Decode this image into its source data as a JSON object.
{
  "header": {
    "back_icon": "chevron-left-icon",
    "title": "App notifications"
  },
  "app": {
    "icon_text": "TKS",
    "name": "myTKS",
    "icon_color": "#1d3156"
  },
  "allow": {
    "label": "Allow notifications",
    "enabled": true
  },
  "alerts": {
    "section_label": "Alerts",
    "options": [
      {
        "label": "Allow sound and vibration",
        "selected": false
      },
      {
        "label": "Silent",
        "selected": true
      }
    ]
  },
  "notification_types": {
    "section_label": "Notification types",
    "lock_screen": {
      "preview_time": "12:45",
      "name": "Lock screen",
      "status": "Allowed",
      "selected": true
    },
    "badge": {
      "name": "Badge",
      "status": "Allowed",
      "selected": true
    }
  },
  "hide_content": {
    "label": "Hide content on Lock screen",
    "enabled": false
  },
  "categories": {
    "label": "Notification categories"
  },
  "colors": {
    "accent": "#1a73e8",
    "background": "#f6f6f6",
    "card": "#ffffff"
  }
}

● ● ● ● ● ● ●

EXERCISE
Across the entries, how many lines contain "true"? Reply with the number only.

FINISHED ANSWER
4